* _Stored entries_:

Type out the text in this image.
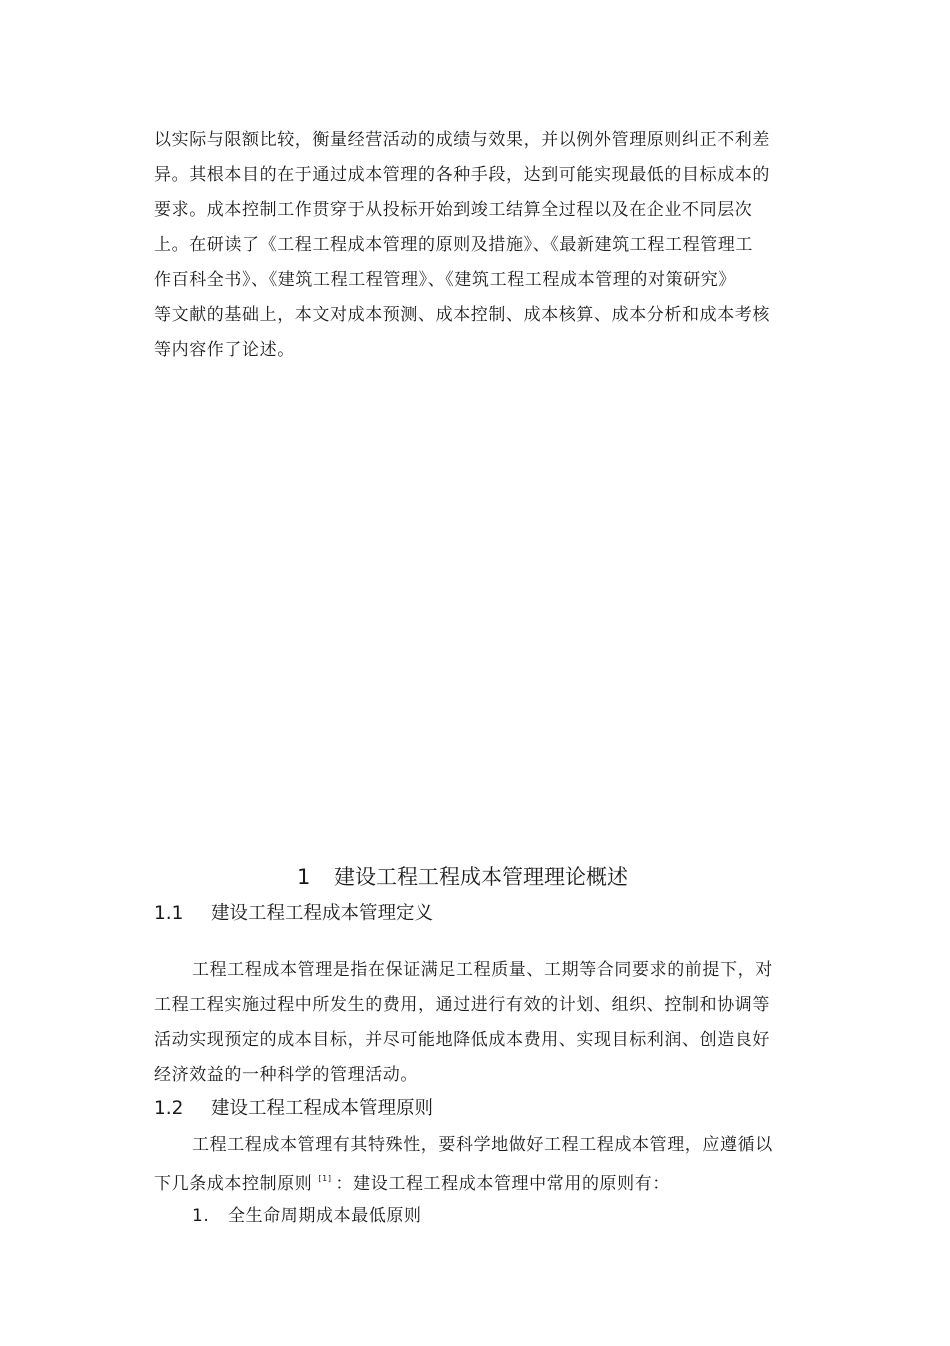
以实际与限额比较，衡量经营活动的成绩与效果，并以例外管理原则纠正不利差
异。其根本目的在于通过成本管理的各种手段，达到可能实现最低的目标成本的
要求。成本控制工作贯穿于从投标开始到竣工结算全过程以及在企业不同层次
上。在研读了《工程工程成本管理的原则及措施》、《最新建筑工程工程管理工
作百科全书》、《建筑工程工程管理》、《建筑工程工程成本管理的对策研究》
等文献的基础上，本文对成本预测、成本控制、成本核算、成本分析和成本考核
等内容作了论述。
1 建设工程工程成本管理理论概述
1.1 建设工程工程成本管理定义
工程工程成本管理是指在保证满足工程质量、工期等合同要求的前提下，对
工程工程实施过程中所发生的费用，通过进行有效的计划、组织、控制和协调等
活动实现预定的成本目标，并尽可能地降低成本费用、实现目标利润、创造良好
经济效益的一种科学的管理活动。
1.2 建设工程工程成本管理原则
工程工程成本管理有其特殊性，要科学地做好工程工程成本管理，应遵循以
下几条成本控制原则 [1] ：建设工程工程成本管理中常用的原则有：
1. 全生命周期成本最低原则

* _What you have to do_:
Quote every record above exactly, leaving out the pictures.

* _Response to the exercise_:
Type out the text in this image.
以实际与限额比较，衡量经营活动的成绩与效果，并以例外管理原则纠正不利差
异。其根本目的在于通过成本管理的各种手段，达到可能实现最低的目标成本的
要求。成本控制工作贯穿于从投标开始到竣工结算全过程以及在企业不同层次
上。在研读了《工程工程成本管理的原则及措施》、《最新建筑工程工程管理工
作百科全书》、《建筑工程工程管理》、《建筑工程工程成本管理的对策研究》
等文献的基础上，本文对成本预测、成本控制、成本核算、成本分析和成本考核
等内容作了论述。
1 建设工程工程成本管理理论概述
1.1 建设工程工程成本管理定义
工程工程成本管理是指在保证满足工程质量、工期等合同要求的前提下，对
工程工程实施过程中所发生的费用，通过进行有效的计划、组织、控制和协调等
活动实现预定的成本目标，并尽可能地降低成本费用、实现目标利润、创造良好
经济效益的一种科学的管理活动。
1.2 建设工程工程成本管理原则
工程工程成本管理有其特殊性，要科学地做好工程工程成本管理，应遵循以
下几条成本控制原则 [1] ：建设工程工程成本管理中常用的原则有：
1. 全生命周期成本最低原则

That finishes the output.